◆ DIRECTIONS: Copy all of the material below exactly.

◆ PROVIDED DATA:
[start]

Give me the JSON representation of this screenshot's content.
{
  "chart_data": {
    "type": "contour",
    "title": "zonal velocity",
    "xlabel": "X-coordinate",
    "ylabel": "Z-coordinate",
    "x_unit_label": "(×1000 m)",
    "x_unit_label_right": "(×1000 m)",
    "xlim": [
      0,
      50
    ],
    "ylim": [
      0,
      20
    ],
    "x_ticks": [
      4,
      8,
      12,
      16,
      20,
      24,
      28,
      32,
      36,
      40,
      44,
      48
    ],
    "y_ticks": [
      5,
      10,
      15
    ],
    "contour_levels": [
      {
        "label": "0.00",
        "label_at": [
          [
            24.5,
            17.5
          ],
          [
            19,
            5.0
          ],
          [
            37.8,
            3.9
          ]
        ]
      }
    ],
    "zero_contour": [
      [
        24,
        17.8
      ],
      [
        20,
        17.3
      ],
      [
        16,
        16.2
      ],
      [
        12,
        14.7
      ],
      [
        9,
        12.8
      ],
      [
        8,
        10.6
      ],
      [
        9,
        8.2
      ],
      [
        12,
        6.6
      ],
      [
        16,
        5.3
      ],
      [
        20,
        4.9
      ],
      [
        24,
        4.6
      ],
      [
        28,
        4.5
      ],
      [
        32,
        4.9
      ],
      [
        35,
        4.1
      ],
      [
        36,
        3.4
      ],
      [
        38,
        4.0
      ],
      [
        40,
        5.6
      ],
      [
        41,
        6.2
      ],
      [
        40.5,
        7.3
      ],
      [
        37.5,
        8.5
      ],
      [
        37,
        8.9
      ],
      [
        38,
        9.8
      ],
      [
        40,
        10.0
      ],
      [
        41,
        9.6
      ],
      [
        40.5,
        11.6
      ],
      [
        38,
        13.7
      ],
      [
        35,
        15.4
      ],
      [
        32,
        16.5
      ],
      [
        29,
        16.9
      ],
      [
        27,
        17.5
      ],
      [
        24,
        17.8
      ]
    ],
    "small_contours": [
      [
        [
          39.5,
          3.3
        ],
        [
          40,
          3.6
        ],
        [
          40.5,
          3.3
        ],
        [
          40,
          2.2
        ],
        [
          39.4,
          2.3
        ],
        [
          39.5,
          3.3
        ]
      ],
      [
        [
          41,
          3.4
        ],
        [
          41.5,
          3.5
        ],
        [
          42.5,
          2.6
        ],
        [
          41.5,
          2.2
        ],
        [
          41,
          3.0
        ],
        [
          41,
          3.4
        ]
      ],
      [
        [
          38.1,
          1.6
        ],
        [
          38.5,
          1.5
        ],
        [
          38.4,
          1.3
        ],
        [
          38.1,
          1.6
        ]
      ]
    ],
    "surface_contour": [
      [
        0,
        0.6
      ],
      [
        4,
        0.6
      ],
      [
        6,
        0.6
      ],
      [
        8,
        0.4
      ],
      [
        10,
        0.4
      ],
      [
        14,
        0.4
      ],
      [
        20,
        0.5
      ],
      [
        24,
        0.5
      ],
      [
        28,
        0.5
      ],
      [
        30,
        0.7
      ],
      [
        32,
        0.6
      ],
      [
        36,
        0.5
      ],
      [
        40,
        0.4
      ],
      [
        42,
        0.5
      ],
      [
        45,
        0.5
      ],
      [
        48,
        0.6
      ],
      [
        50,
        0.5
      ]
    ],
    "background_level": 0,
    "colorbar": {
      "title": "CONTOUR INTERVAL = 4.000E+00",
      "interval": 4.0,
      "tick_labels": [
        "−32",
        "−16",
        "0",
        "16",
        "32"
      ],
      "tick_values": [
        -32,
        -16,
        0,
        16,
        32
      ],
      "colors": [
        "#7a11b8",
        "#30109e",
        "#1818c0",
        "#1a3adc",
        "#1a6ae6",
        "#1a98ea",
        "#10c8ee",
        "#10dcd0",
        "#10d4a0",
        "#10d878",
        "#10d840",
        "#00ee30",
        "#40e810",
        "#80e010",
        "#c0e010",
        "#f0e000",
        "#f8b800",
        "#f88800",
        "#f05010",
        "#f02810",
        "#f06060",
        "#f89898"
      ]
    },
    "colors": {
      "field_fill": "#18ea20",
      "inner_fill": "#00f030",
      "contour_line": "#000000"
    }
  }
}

[end]

◆ WRITTEN SOLUTION:
Give me the JSON representation of this screenshot's content.
{
  "chart_data": {
    "type": "contour",
    "title": "zonal velocity",
    "xlabel": "X-coordinate",
    "ylabel": "Z-coordinate",
    "x_unit_label": "(×1000 m)",
    "x_unit_label_right": "(×1000 m)",
    "xlim": [
      0,
      50
    ],
    "ylim": [
      0,
      20
    ],
    "x_ticks": [
      4,
      8,
      12,
      16,
      20,
      24,
      28,
      32,
      36,
      40,
      44,
      48
    ],
    "y_ticks": [
      5,
      10,
      15
    ],
    "contour_levels": [
      {
        "label": "0.00",
        "label_at": [
          [
            24.5,
            17.5
          ],
          [
            19,
            5.0
          ],
          [
            37.8,
            3.9
          ]
        ]
      }
    ],
    "zero_contour": [
      [
        24,
        17.8
      ],
      [
        20,
        17.3
      ],
      [
        16,
        16.2
      ],
      [
        12,
        14.7
      ],
      [
        9,
        12.8
      ],
      [
        8,
        10.6
      ],
      [
        9,
        8.2
      ],
      [
        12,
        6.6
      ],
      [
        16,
        5.3
      ],
      [
        20,
        4.9
      ],
      [
        24,
        4.6
      ],
      [
        28,
        4.5
      ],
      [
        32,
        4.9
      ],
      [
        35,
        4.1
      ],
      [
        36,
        3.4
      ],
      [
        38,
        4.0
      ],
      [
        40,
        5.6
      ],
      [
        41,
        6.2
      ],
      [
        40.5,
        7.3
      ],
      [
        37.5,
        8.5
      ],
      [
        37,
        8.9
      ],
      [
        38,
        9.8
      ],
      [
        40,
        10.0
      ],
      [
        41,
        9.6
      ],
      [
        40.5,
        11.6
      ],
      [
        38,
        13.7
      ],
      [
        35,
        15.4
      ],
      [
        32,
        16.5
      ],
      [
        29,
        16.9
      ],
      [
        27,
        17.5
      ],
      [
        24,
        17.8
      ]
    ],
    "small_contours": [
      [
        [
          39.5,
          3.3
        ],
        [
          40,
          3.6
        ],
        [
          40.5,
          3.3
        ],
        [
          40,
          2.2
        ],
        [
          39.4,
          2.3
        ],
        [
          39.5,
          3.3
        ]
      ],
      [
        [
          41,
          3.4
        ],
        [
          41.5,
          3.5
        ],
        [
          42.5,
          2.6
        ],
        [
          41.5,
          2.2
        ],
        [
          41,
          3.0
        ],
        [
          41,
          3.4
        ]
      ],
      [
        [
          38.1,
          1.6
        ],
        [
          38.5,
          1.5
        ],
        [
          38.4,
          1.3
        ],
        [
          38.1,
          1.6
        ]
      ]
    ],
    "surface_contour": [
      [
        0,
        0.6
      ],
      [
        4,
        0.6
      ],
      [
        6,
        0.6
      ],
      [
        8,
        0.4
      ],
      [
        10,
        0.4
      ],
      [
        14,
        0.4
      ],
      [
        20,
        0.5
      ],
      [
        24,
        0.5
      ],
      [
        28,
        0.5
      ],
      [
        30,
        0.7
      ],
      [
        32,
        0.6
      ],
      [
        36,
        0.5
      ],
      [
        40,
        0.4
      ],
      [
        42,
        0.5
      ],
      [
        45,
        0.5
      ],
      [
        48,
        0.6
      ],
      [
        50,
        0.5
      ]
    ],
    "background_level": 0,
    "colorbar": {
      "title": "CONTOUR INTERVAL = 4.000E+00",
      "interval": 4.0,
      "tick_labels": [
        "−32",
        "−16",
        "0",
        "16",
        "32"
      ],
      "tick_values": [
        -32,
        -16,
        0,
        16,
        32
      ],
      "colors": [
        "#7a11b8",
        "#30109e",
        "#1818c0",
        "#1a3adc",
        "#1a6ae6",
        "#1a98ea",
        "#10c8ee",
        "#10dcd0",
        "#10d4a0",
        "#10d878",
        "#10d840",
        "#00ee30",
        "#40e810",
        "#80e010",
        "#c0e010",
        "#f0e000",
        "#f8b800",
        "#f88800",
        "#f05010",
        "#f02810",
        "#f06060",
        "#f89898"
      ]
    },
    "colors": {
      "field_fill": "#18ea20",
      "inner_fill": "#00f030",
      "contour_line": "#000000"
    }
  }
}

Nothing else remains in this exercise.